***** RECORDS FOR THIS TASK *****

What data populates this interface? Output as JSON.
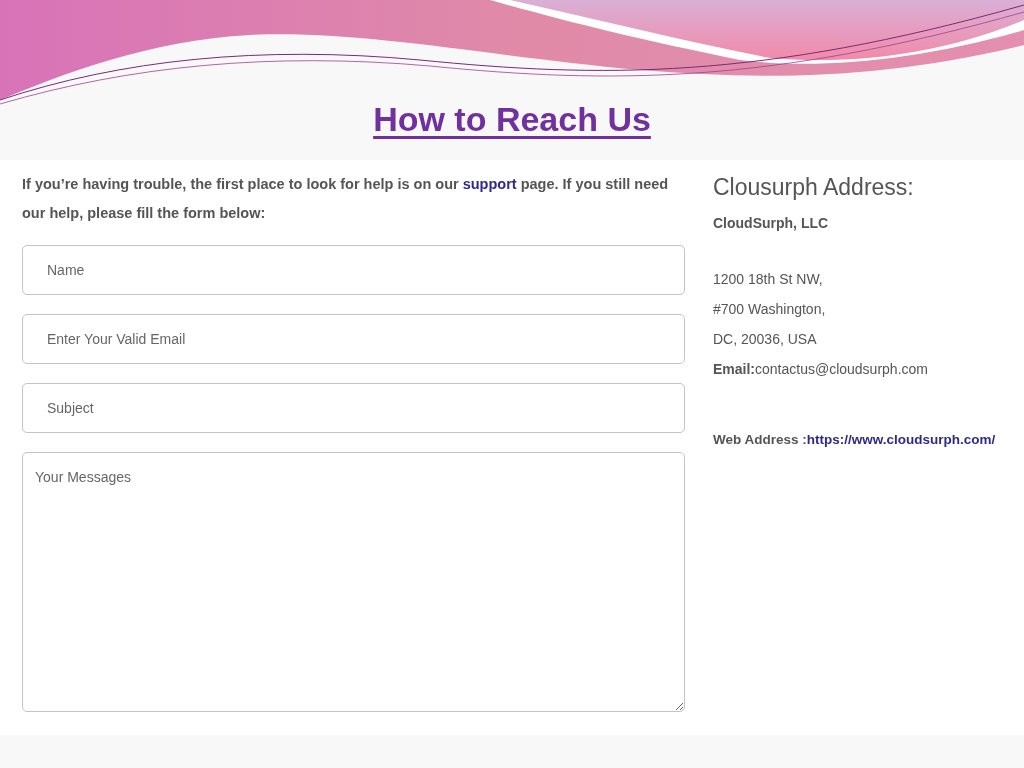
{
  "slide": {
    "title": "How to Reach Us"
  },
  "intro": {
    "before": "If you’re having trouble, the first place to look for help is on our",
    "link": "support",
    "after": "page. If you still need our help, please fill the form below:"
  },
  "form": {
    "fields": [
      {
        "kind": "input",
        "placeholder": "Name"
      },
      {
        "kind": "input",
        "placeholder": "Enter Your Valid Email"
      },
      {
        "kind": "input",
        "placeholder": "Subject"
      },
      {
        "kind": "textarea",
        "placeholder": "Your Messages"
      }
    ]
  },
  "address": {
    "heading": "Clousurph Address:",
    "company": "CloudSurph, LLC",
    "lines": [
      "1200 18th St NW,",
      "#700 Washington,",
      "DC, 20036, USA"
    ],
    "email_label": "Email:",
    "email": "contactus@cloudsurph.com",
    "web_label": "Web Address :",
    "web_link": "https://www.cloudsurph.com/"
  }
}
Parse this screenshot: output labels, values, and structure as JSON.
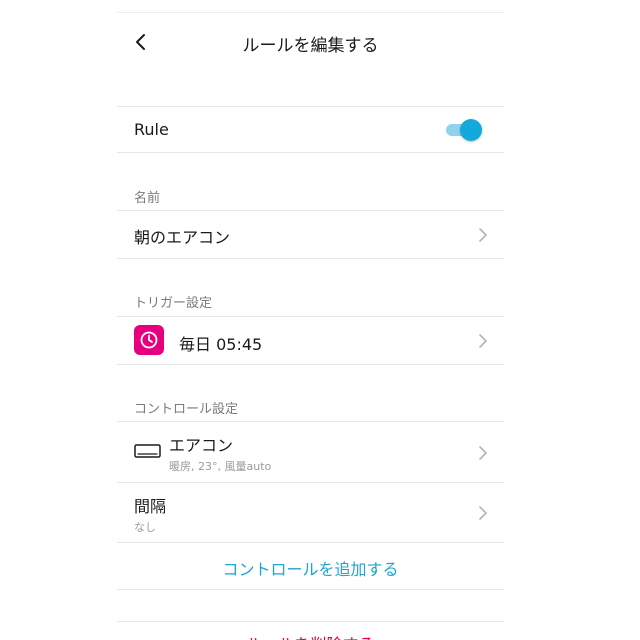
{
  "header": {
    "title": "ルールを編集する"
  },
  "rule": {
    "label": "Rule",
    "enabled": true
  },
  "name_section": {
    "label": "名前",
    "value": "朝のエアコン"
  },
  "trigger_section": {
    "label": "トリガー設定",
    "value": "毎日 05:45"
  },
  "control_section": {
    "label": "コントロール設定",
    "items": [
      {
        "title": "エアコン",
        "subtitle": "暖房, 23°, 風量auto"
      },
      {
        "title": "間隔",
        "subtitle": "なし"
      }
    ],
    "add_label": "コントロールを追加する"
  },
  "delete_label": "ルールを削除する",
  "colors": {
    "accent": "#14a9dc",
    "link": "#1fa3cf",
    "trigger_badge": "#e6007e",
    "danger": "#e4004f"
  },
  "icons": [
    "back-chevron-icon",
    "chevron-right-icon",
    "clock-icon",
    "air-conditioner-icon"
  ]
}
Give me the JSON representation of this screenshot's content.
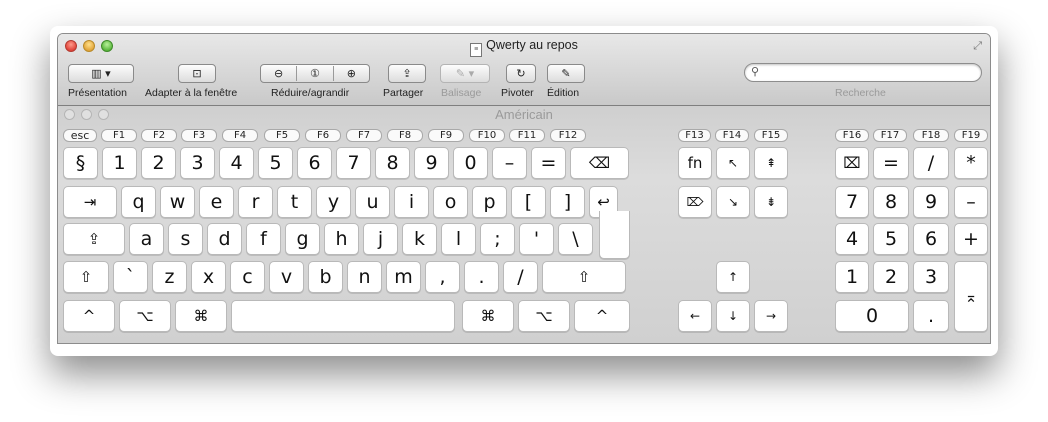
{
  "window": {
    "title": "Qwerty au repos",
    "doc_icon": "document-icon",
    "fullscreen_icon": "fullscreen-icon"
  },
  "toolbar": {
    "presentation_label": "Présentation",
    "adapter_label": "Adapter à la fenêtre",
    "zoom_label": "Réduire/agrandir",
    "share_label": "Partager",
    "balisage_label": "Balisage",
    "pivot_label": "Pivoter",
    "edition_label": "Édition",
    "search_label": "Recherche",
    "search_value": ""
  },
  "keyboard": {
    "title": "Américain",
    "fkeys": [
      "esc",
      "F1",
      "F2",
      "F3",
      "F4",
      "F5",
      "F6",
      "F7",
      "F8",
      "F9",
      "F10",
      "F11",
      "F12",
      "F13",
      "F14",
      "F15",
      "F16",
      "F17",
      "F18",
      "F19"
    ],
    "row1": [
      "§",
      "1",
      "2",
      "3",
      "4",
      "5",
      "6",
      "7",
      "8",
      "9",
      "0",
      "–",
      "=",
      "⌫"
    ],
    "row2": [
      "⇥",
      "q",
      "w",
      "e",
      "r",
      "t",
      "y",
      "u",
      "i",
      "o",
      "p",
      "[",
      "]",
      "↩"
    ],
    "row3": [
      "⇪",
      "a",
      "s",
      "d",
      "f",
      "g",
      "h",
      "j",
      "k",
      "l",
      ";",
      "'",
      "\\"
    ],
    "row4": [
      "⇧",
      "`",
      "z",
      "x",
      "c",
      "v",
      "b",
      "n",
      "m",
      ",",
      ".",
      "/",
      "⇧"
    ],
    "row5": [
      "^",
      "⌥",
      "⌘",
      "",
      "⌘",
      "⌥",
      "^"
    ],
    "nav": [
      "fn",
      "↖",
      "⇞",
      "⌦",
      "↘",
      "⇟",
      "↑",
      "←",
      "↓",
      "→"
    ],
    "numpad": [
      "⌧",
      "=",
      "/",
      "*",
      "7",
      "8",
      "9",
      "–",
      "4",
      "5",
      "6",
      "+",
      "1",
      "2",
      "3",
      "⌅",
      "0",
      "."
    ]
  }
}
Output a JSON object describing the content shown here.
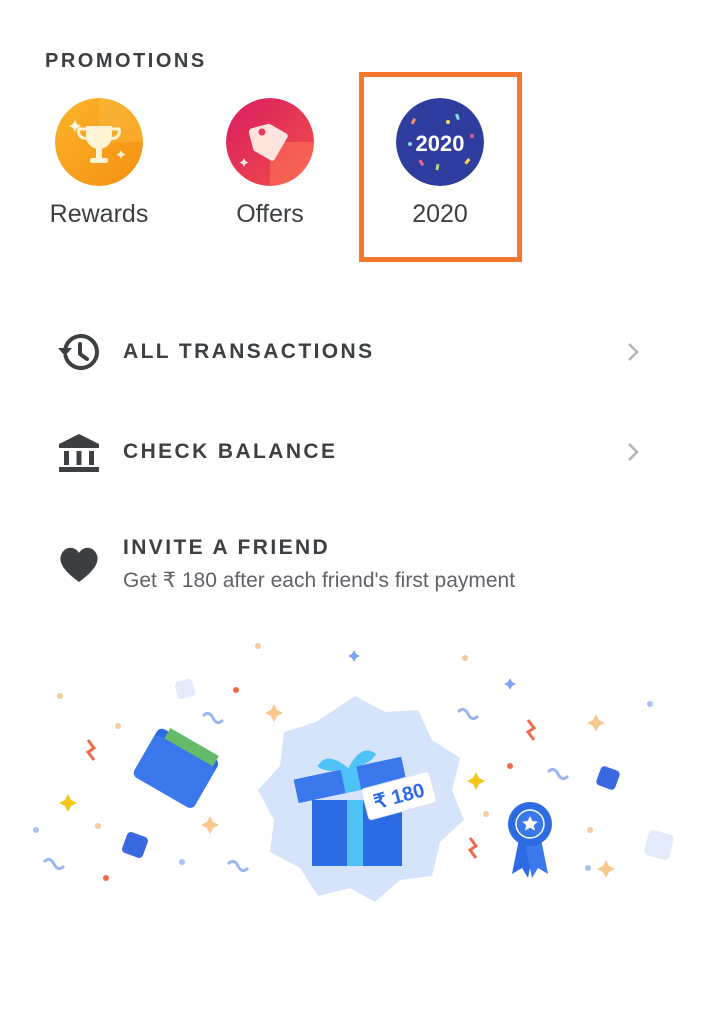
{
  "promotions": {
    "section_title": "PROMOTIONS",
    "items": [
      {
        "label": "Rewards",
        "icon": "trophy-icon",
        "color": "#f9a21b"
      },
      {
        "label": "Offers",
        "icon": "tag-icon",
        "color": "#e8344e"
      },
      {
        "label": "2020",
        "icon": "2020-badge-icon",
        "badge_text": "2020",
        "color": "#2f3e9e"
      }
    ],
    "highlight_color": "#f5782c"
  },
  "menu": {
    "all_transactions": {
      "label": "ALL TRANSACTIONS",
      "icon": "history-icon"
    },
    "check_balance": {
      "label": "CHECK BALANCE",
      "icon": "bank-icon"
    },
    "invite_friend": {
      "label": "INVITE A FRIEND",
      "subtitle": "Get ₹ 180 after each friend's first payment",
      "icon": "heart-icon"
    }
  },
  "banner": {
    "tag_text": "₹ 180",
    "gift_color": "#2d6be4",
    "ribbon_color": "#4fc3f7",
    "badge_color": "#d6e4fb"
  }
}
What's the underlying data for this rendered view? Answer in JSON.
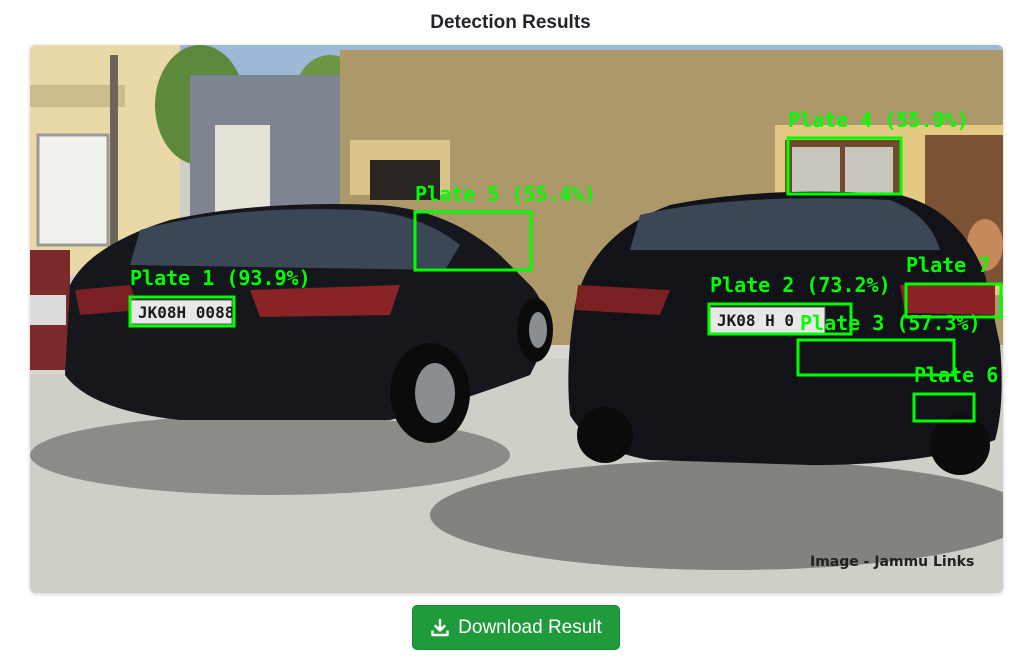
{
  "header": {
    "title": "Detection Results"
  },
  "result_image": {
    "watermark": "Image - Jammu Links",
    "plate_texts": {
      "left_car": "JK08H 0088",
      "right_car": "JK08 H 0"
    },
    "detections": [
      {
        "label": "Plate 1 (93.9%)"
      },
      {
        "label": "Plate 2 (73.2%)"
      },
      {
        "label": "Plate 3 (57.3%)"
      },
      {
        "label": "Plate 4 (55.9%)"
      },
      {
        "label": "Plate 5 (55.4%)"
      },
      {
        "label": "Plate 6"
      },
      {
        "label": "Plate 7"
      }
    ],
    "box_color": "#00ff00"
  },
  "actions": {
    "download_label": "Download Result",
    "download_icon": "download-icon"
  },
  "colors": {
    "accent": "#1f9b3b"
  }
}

*****

GOAL
Establish how many lines of the records contain the string "first" and state that number without elaboration.

RESULT
2